▸ **WHAT IS ASKED**:
Arrange every line of the items below as a Markdown table with the columns Row and Text. Number the rows, skip blank lines, and leave out the pictures.

▸ **AVAILABLE RECORDS**:
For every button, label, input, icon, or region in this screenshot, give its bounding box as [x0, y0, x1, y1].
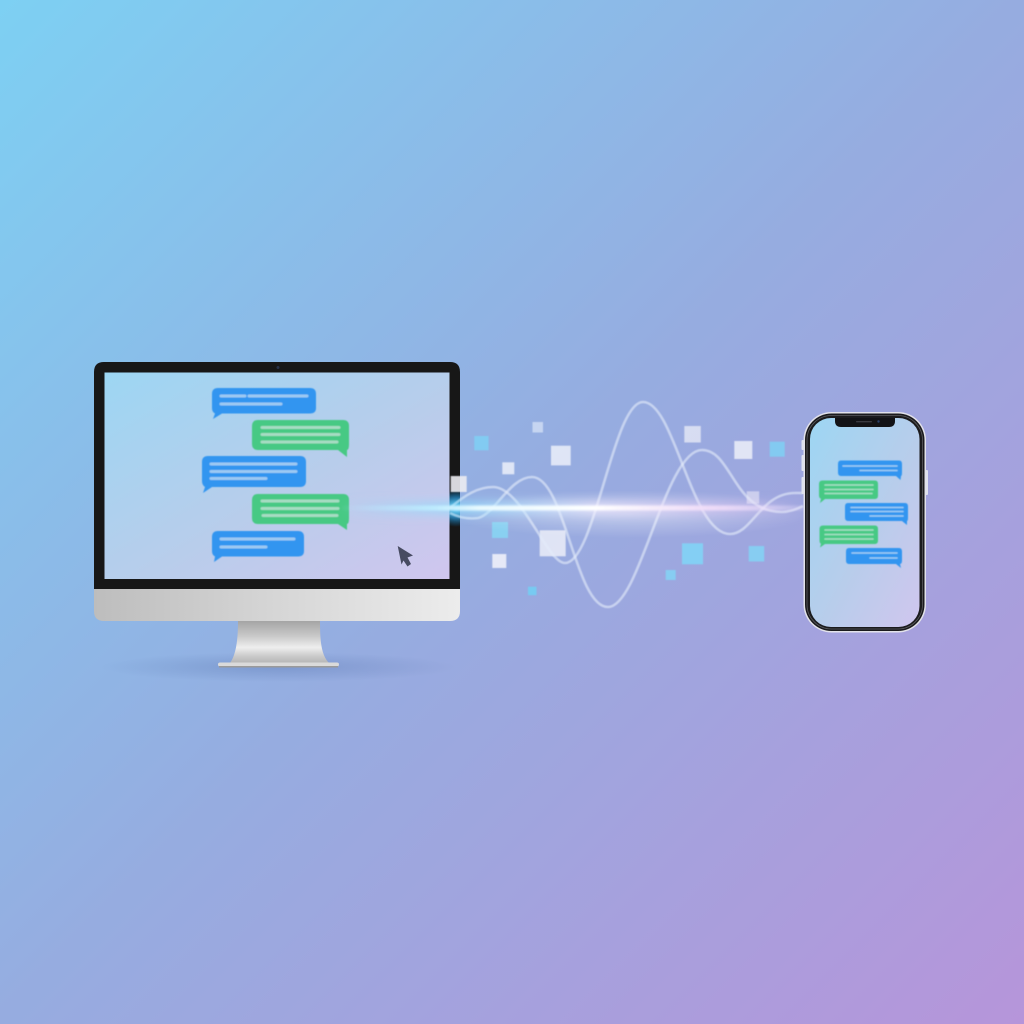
chat bubble 3 — [202, 456, 306, 493]
phone bubble 1 — [838, 460, 902, 480]
phone metal stripe — [807, 416, 922, 629]
wave line B — [450, 402, 803, 563]
webcam — [276, 366, 280, 369]
phone bubble 4 — [820, 526, 878, 548]
phone frame — [804, 412, 926, 632]
monitor stand — [218, 621, 339, 668]
phone black band — [805, 414, 924, 631]
phone bubble 5 — [846, 548, 902, 568]
beam core — [340, 506, 804, 510]
phone bubble 2 — [819, 480, 878, 503]
chat bubble 4 — [252, 494, 349, 530]
monitor screen — [104, 372, 450, 579]
smartphone — [802, 412, 928, 632]
beam soft halo — [445, 490, 815, 538]
chat bubble 5 — [212, 531, 304, 562]
phone bubble 3 — [845, 503, 908, 525]
chat bubble 1 — [212, 388, 316, 419]
desktop monitor — [94, 362, 460, 682]
notch — [835, 418, 895, 427]
phone screen — [810, 418, 920, 627]
light beam with waves — [340, 402, 815, 607]
monitor black bezel — [94, 362, 460, 589]
bezel flare — [450, 490, 460, 526]
wave line A — [450, 450, 803, 607]
monitor silver chin — [94, 586, 460, 621]
monitor shadow — [100, 652, 456, 682]
cursor arrow — [398, 546, 413, 566]
floating data squares — [451, 422, 785, 595]
beam outer glow — [340, 502, 804, 514]
side buttons — [802, 440, 928, 495]
chat bubble 2 — [252, 420, 349, 457]
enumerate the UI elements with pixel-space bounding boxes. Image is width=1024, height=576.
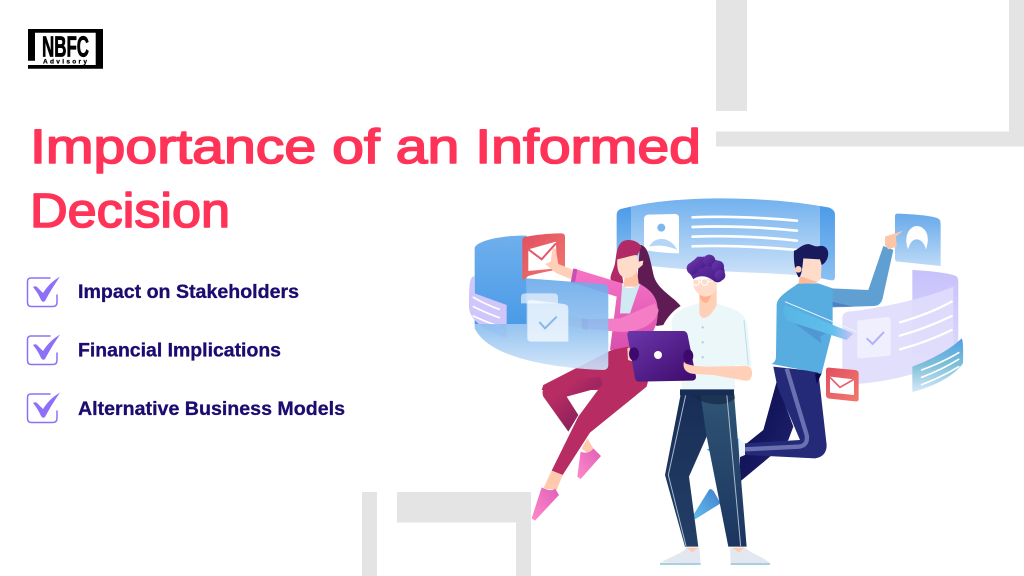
right man legs: [707, 367, 827, 482]
figure: man in centre: [627, 255, 770, 564]
illustration: top centre profile panel: [617, 198, 835, 280]
woman legs: [532, 370, 650, 521]
item: Alternative Business Models: Alternative Business Models: [78, 399, 345, 420]
right man torso and head: [772, 231, 903, 373]
centre man upper body: [627, 255, 752, 395]
illustration: small teal panel: [912, 338, 963, 392]
item: Financial Implications: Financial Implications: [78, 340, 281, 362]
logo: NBFC: [42, 32, 89, 64]
logo: [28, 29, 103, 69]
photo card: [644, 214, 679, 253]
logo: Advisory: [43, 59, 87, 66]
checklist: [28, 276, 345, 422]
item: Impact on Stakeholders: Impact on Stakeholders: [78, 282, 299, 303]
title: [30, 121, 701, 238]
item: Alternative Business Models: [28, 392, 345, 422]
icon: red envelope left: [522, 233, 565, 281]
illustration: translucent front panel: [475, 278, 608, 370]
document with check: [521, 293, 568, 342]
icon: red envelope right: [826, 368, 859, 401]
right man blue shoe: [693, 489, 721, 519]
text lines: [693, 217, 797, 250]
item: Financial Implications: [28, 334, 281, 364]
illustration: right lavender panel: [842, 270, 958, 385]
illustration: left panel back: [469, 236, 527, 338]
background frame: top right: [716, 0, 1024, 146]
centre man shoes: [660, 548, 770, 564]
title: Decision: [30, 185, 230, 238]
icon: profile card right: [895, 214, 941, 266]
centre man trousers: [660, 389, 770, 564]
curly hair: [687, 255, 725, 282]
title: Importance of an Informed: [30, 121, 701, 174]
figure: woman: [532, 240, 681, 521]
icon: tablet: [627, 331, 696, 382]
figure: man on right: [693, 231, 903, 519]
item: Impact on Stakeholders: [28, 276, 299, 306]
woman head and torso: [542, 240, 681, 390]
background frame: bottom: [362, 492, 531, 576]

▸ **REPLY TO THE TASK**:
| Row | Text |
|---|---|
| 1 | For every button, label, input, icon, or region in this screenshot, give its bounding box as [x0, y0, x1, y1]. |
| 2 | chat bubble 3 — [202, 456, 306, 493] |
| 3 | phone bubble 1 — [838, 460, 902, 480] |
| 4 | phone metal stripe — [807, 416, 922, 629] |
| 5 | wave line B — [450, 402, 803, 563] |
| 6 | webcam — [276, 366, 280, 369] |
| 7 | phone bubble 4 — [820, 526, 878, 548] |
| 8 | phone frame — [804, 412, 926, 632] |
| 9 | monitor stand — [218, 621, 339, 668] |
| 10 | phone black band — [805, 414, 924, 631] |
| 11 | phone bubble 5 — [846, 548, 902, 568] |
| 12 | beam core — [340, 506, 804, 510] |
| 13 | phone bubble 2 — [819, 480, 878, 503] |
| 14 | chat bubble 4 — [252, 494, 349, 530] |
| 15 | monitor screen — [104, 372, 450, 579] |
| 16 | smartphone — [802, 412, 928, 632] |
| 17 | beam soft halo — [445, 490, 815, 538] |
| 18 | chat bubble 5 — [212, 531, 304, 562] |
| 19 | phone bubble 3 — [845, 503, 908, 525] |
| 20 | chat bubble 1 — [212, 388, 316, 419] |
| 21 | desktop monitor — [94, 362, 460, 682] |
| 22 | notch — [835, 418, 895, 427] |
| 23 | phone screen — [810, 418, 920, 627] |
| 24 | light beam with waves — [340, 402, 815, 607] |
| 25 | monitor black bezel — [94, 362, 460, 589] |
| 26 | bezel flare — [450, 490, 460, 526] |
| 27 | wave line A — [450, 450, 803, 607] |
| 28 | monitor silver chin — [94, 586, 460, 621] |
| 29 | monitor shadow — [100, 652, 456, 682] |
| 30 | cursor arrow — [398, 546, 413, 566] |
| 31 | floating data squares — [451, 422, 785, 595] |
| 32 | beam outer glow — [340, 502, 804, 514] |
| 33 | side buttons — [802, 440, 928, 495] |
| 34 | chat bubble 2 — [252, 420, 349, 457] |
| 35 | enumerate the UI elements with pixel-space bounding boxes. Image is width=1024, height=576. |
| 36 | right man legs: [707, 367, 827, 482] |
| 37 | figure: man in centre: [627, 255, 770, 564] |
| 38 | illustration: top centre profile panel: [617, 198, 835, 280] |
| 39 | woman legs: [532, 370, 650, 521] |
| 40 | item: Alternative Business Models: Alternative Business Models: [78, 399, 345, 420] |
| 41 | right man torso and head: [772, 231, 903, 373] |
| 42 | centre man upper body: [627, 255, 752, 395] |
| 43 | illustration: small teal panel: [912, 338, 963, 392] |
| 44 | item: Financial Implications: Financial Implications: [78, 340, 281, 362] |
| 45 | logo: NBFC: [42, 32, 89, 64] |
| 46 | logo: [28, 29, 103, 69] |
| 47 | photo card: [644, 214, 679, 253] |
| 48 | logo: Advisory: [43, 59, 87, 66] |
| 49 | checklist: [28, 276, 345, 422] |
| 50 | item: Impact on Stakeholders: Impact on Stakeholders: [78, 282, 299, 303] |
| 51 | title: [30, 121, 701, 238] |
| 52 | item: Alternative Business Models: [28, 392, 345, 422] |
| 53 | icon: red envelope left: [522, 233, 565, 281] |
| 54 | illustration: translucent front panel: [475, 278, 608, 370] |
| 55 | document with check: [521, 293, 568, 342] |
| 56 | icon: red envelope right: [826, 368, 859, 401] |
| 57 | right man blue shoe: [693, 489, 721, 519] |
| 58 | text lines: [693, 217, 797, 250] |
| 59 | item: Financial Implications: [28, 334, 281, 364] |
| 60 | illustration: right lavender panel: [842, 270, 958, 385] |
| 61 | illustration: left panel back: [469, 236, 527, 338] |
| 62 | background frame: top right: [716, 0, 1024, 146] |
| 63 | centre man shoes: [660, 548, 770, 564] |
| 64 | title: Decision: [30, 185, 230, 238] |
| 65 | icon: profile card right: [895, 214, 941, 266] |
| 66 | centre man trousers: [660, 389, 770, 564] |
| 67 | curly hair: [687, 255, 725, 282] |
| 68 | title: Importance of an Informed: [30, 121, 701, 174] |
| 69 | figure: woman: [532, 240, 681, 521] |
| 70 | icon: tablet: [627, 331, 696, 382] |
| 71 | figure: man on right: [693, 231, 903, 519] |
| 72 | item: Impact on Stakeholders: [28, 276, 299, 306] |
| 73 | woman head and torso: [542, 240, 681, 390] |
| 74 | background frame: bottom: [362, 492, 531, 576] |